- [Task details]: All of the records below must be output exactly, with no pictures carried over.

- [Supplied entries]:
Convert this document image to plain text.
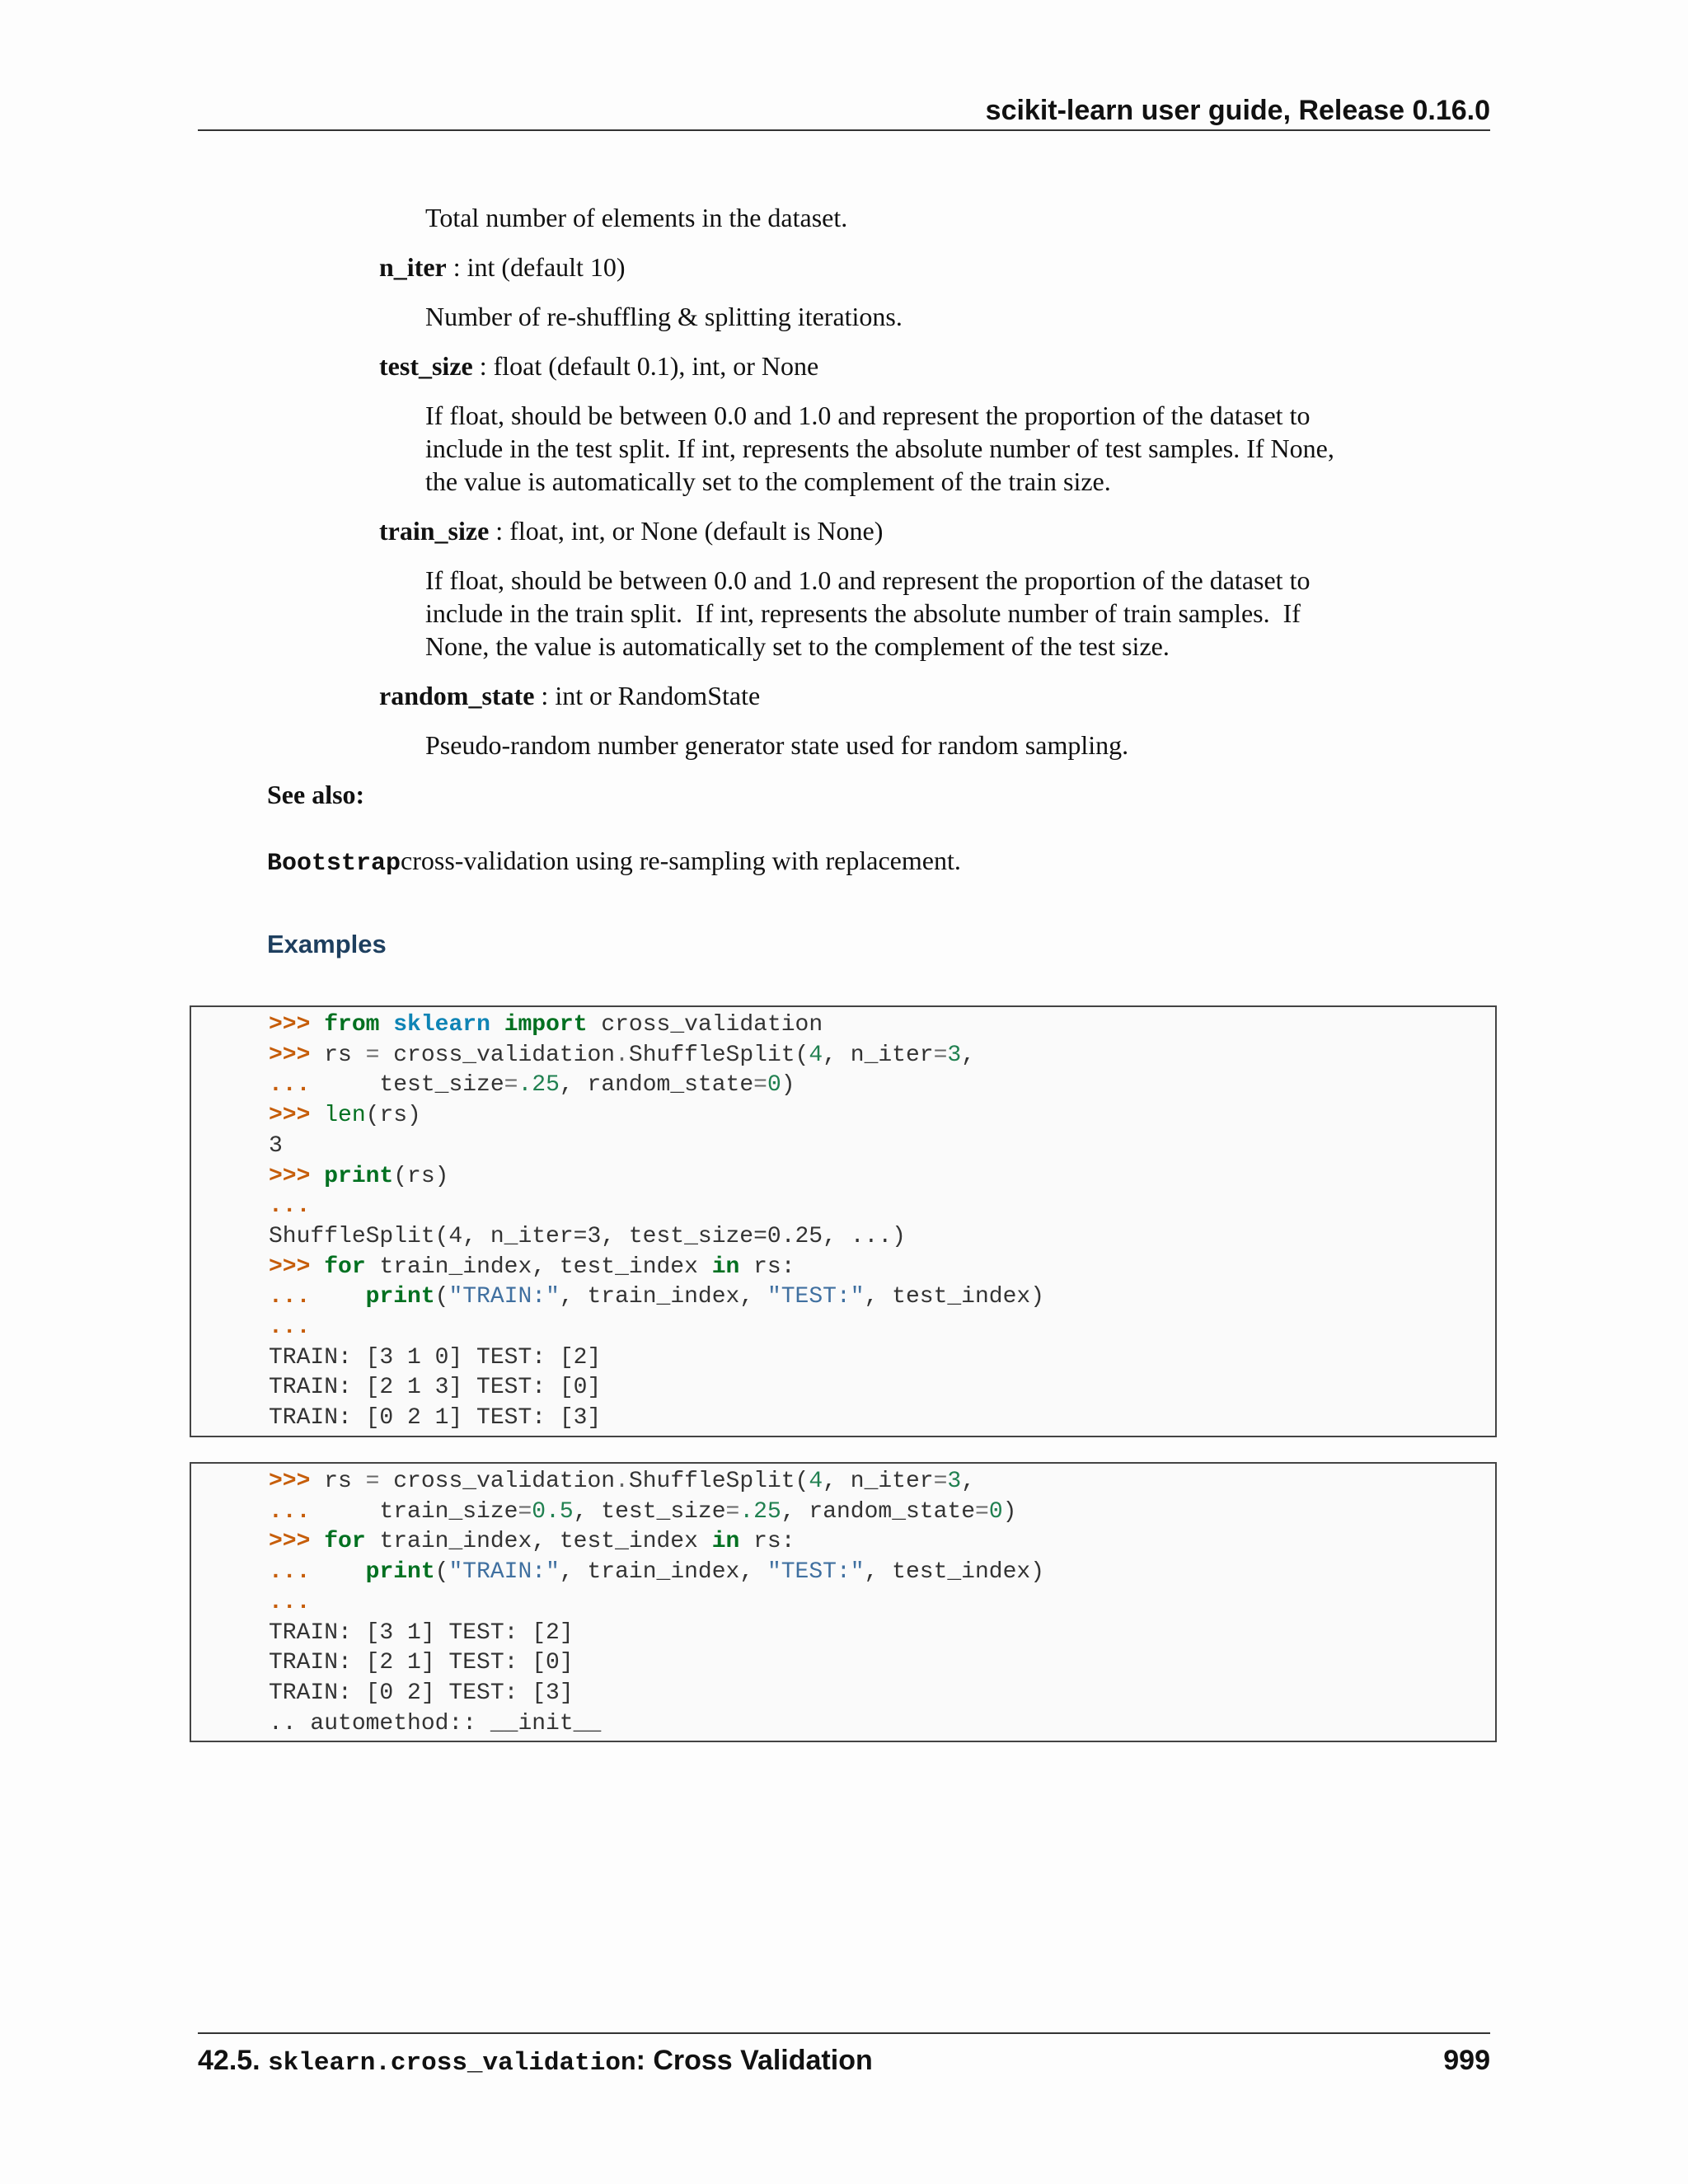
scikit-learn user guide, Release 0.16.0
Total number of elements in the dataset.
n_iter : int (default 10)
Number of re-shuffling & splitting iterations.
test_size : float (default 0.1), int, or None
If float, should be between 0.0 and 1.0 and represent the proportion of the dataset to
include in the test split. If int, represents the absolute number of test samples. If None,
the value is automatically set to the complement of the train size.
train_size : float, int, or None (default is None)
If float, should be between 0.0 and 1.0 and represent the proportion of the dataset to
include in the train split.  If int, represents the absolute number of train samples.  If
None, the value is automatically set to the complement of the test size.
random_state : int or RandomState
Pseudo-random number generator state used for random sampling.
See also:
Bootstrapcross-validation using re-sampling with replacement.
Examples
>>> from sklearn import cross_validation
>>> rs = cross_validation.ShuffleSplit(4, n_iter=3,
...     test_size=.25, random_state=0)
>>> len(rs)
3
>>> print(rs)
...
ShuffleSplit(4, n_iter=3, test_size=0.25, ...)
>>> for train_index, test_index in rs:
... print("TRAIN:", train_index, "TEST:", test_index)
...
TRAIN: [3 1 0] TEST: [2]
TRAIN: [2 1 3] TEST: [0]
TRAIN: [0 2 1] TEST: [3]
>>> rs = cross_validation.ShuffleSplit(4, n_iter=3,
...     train_size=0.5, test_size=.25, random_state=0)
>>> for train_index, test_index in rs:
... print("TRAIN:", train_index, "TEST:", test_index)
...
TRAIN: [3 1] TEST: [2]
TRAIN: [2 1] TEST: [0]
TRAIN: [0 2] TEST: [3]
.. automethod:: __init__
42.5. sklearn.cross_validation: Cross Validation	999
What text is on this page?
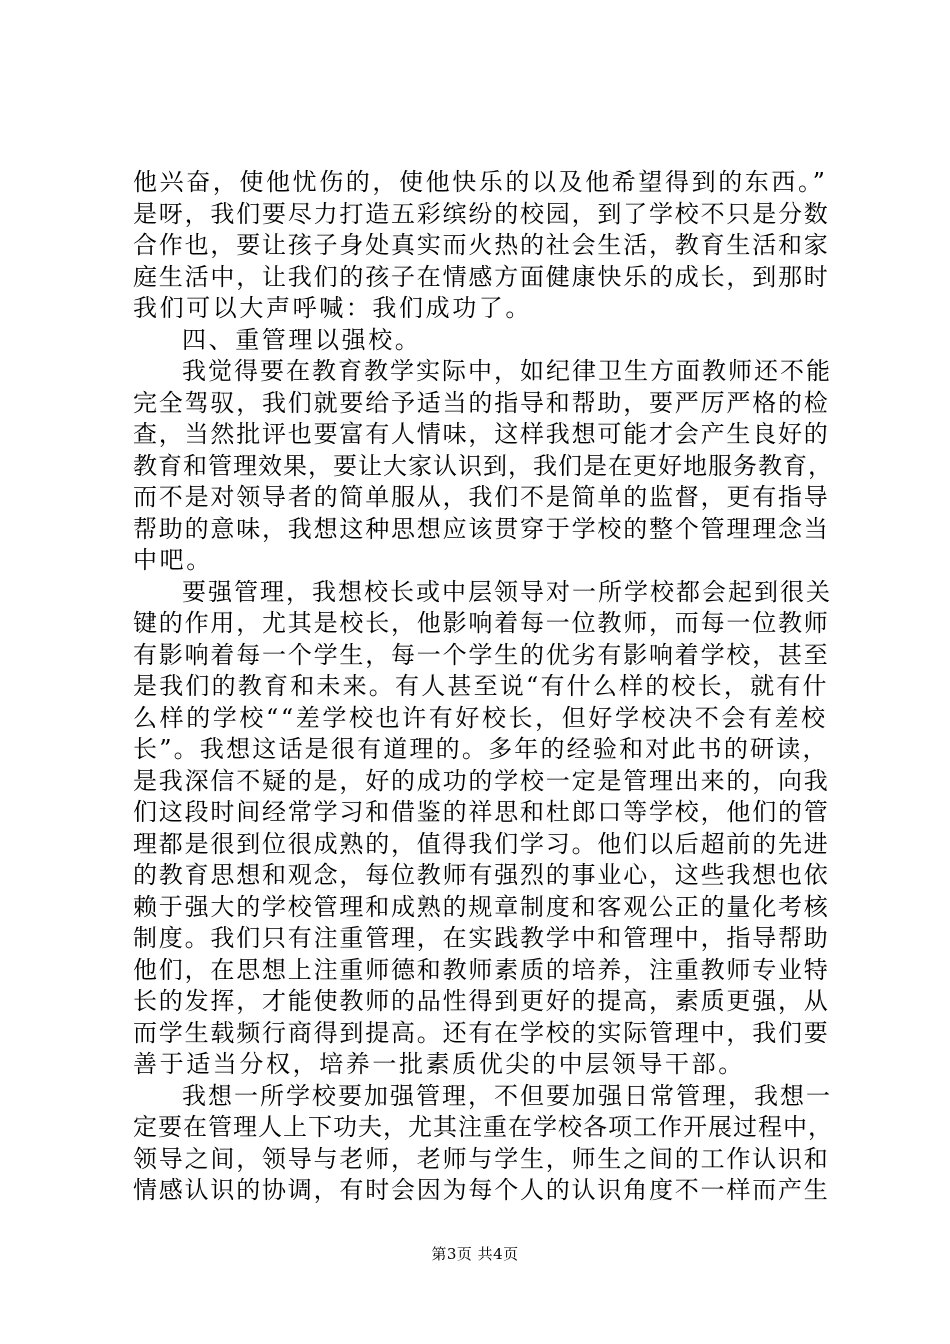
他兴奋，使他忧伤的，使他快乐的以及他希望得到的东西。”
是呀，我们要尽力打造五彩缤纷的校园，到了学校不只是分数
合作也，要让孩子身处真实而火热的社会生活，教育生活和家
庭生活中，让我们的孩子在情感方面健康快乐的成长，到那时
我们可以大声呼喊：我们成功了。
四、重管理以强校。
我觉得要在教育教学实际中，如纪律卫生方面教师还不能
完全驾驭，我们就要给予适当的指导和帮助，要严厉严格的检
查，当然批评也要富有人情味，这样我想可能才会产生良好的
教育和管理效果，要让大家认识到，我们是在更好地服务教育，
而不是对领导者的简单服从，我们不是简单的监督，更有指导
帮助的意味，我想这种思想应该贯穿于学校的整个管理理念当
中吧。
要强管理，我想校长或中层领导对一所学校都会起到很关
键的作用，尤其是校长，他影响着每一位教师，而每一位教师
有影响着每一个学生，每一个学生的优劣有影响着学校，甚至
是我们的教育和未来。有人甚至说“有什么样的校长，就有什
么样的学校““差学校也许有好校长，但好学校决不会有差校
长”。我想这话是很有道理的。多年的经验和对此书的研读，
是我深信不疑的是，好的成功的学校一定是管理出来的，向我
们这段时间经常学习和借鉴的祥思和杜郎口等学校，他们的管
理都是很到位很成熟的，值得我们学习。他们以后超前的先进
的教育思想和观念，每位教师有强烈的事业心，这些我想也依
赖于强大的学校管理和成熟的规章制度和客观公正的量化考核
制度。我们只有注重管理，在实践教学中和管理中，指导帮助
他们，在思想上注重师德和教师素质的培养，注重教师专业特
长的发挥，才能使教师的品性得到更好的提高，素质更强，从
而学生载频行商得到提高。还有在学校的实际管理中，我们要
善于适当分权，培养一批素质优尖的中层领导干部。
我想一所学校要加强管理，不但要加强日常管理，我想一
定要在管理人上下功夫，尤其注重在学校各项工作开展过程中，
领导之间，领导与老师，老师与学生，师生之间的工作认识和
情感认识的协调，有时会因为每个人的认识角度不一样而产生
第3页 共4页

- [Written response]:
Convert this document image to plain text.
scikit-learn user guide, Release 0.16.0
Total number of elements in the dataset.
n_iter : int (default 10)
Number of re-shuffling & splitting iterations.
test_size : float (default 0.1), int, or None
If float, should be between 0.0 and 1.0 and represent the proportion of the dataset to
include in the test split. If int, represents the absolute number of test samples. If None,
the value is automatically set to the complement of the train size.
train_size : float, int, or None (default is None)
If float, should be between 0.0 and 1.0 and represent the proportion of the dataset to
include in the train split.  If int, represents the absolute number of train samples.  If
None, the value is automatically set to the complement of the test size.
random_state : int or RandomState
Pseudo-random number generator state used for random sampling.
See also:
Bootstrapcross-validation using re-sampling with replacement.
Examples
>>> from sklearn import cross_validation
>>> rs = cross_validation.ShuffleSplit(4, n_iter=3,
...     test_size=.25, random_state=0)
>>> len(rs)
3
>>> print(rs)
...
ShuffleSplit(4, n_iter=3, test_size=0.25, ...)
>>> for train_index, test_index in rs:
... print("TRAIN:", train_index, "TEST:", test_index)
...
TRAIN: [3 1 0] TEST: [2]
TRAIN: [2 1 3] TEST: [0]
TRAIN: [0 2 1] TEST: [3]
>>> rs = cross_validation.ShuffleSplit(4, n_iter=3,
...     train_size=0.5, test_size=.25, random_state=0)
>>> for train_index, test_index in rs:
... print("TRAIN:", train_index, "TEST:", test_index)
...
TRAIN: [3 1] TEST: [2]
TRAIN: [2 1] TEST: [0]
TRAIN: [0 2] TEST: [3]
.. automethod:: __init__
42.5. sklearn.cross_validation: Cross Validation	999
What text is on this page?
他兴奋，使他忧伤的，使他快乐的以及他希望得到的东西。”
是呀，我们要尽力打造五彩缤纷的校园，到了学校不只是分数
合作也，要让孩子身处真实而火热的社会生活，教育生活和家
庭生活中，让我们的孩子在情感方面健康快乐的成长，到那时
我们可以大声呼喊：我们成功了。
四、重管理以强校。
我觉得要在教育教学实际中，如纪律卫生方面教师还不能
完全驾驭，我们就要给予适当的指导和帮助，要严厉严格的检
查，当然批评也要富有人情味，这样我想可能才会产生良好的
教育和管理效果，要让大家认识到，我们是在更好地服务教育，
而不是对领导者的简单服从，我们不是简单的监督，更有指导
帮助的意味，我想这种思想应该贯穿于学校的整个管理理念当
中吧。
要强管理，我想校长或中层领导对一所学校都会起到很关
键的作用，尤其是校长，他影响着每一位教师，而每一位教师
有影响着每一个学生，每一个学生的优劣有影响着学校，甚至
是我们的教育和未来。有人甚至说“有什么样的校长，就有什
么样的学校““差学校也许有好校长，但好学校决不会有差校
长”。我想这话是很有道理的。多年的经验和对此书的研读，
是我深信不疑的是，好的成功的学校一定是管理出来的，向我
们这段时间经常学习和借鉴的祥思和杜郎口等学校，他们的管
理都是很到位很成熟的，值得我们学习。他们以后超前的先进
的教育思想和观念，每位教师有强烈的事业心，这些我想也依
赖于强大的学校管理和成熟的规章制度和客观公正的量化考核
制度。我们只有注重管理，在实践教学中和管理中，指导帮助
他们，在思想上注重师德和教师素质的培养，注重教师专业特
长的发挥，才能使教师的品性得到更好的提高，素质更强，从
而学生载频行商得到提高。还有在学校的实际管理中，我们要
善于适当分权，培养一批素质优尖的中层领导干部。
我想一所学校要加强管理，不但要加强日常管理，我想一
定要在管理人上下功夫，尤其注重在学校各项工作开展过程中，
领导之间，领导与老师，老师与学生，师生之间的工作认识和
情感认识的协调，有时会因为每个人的认识角度不一样而产生
第3页 共4页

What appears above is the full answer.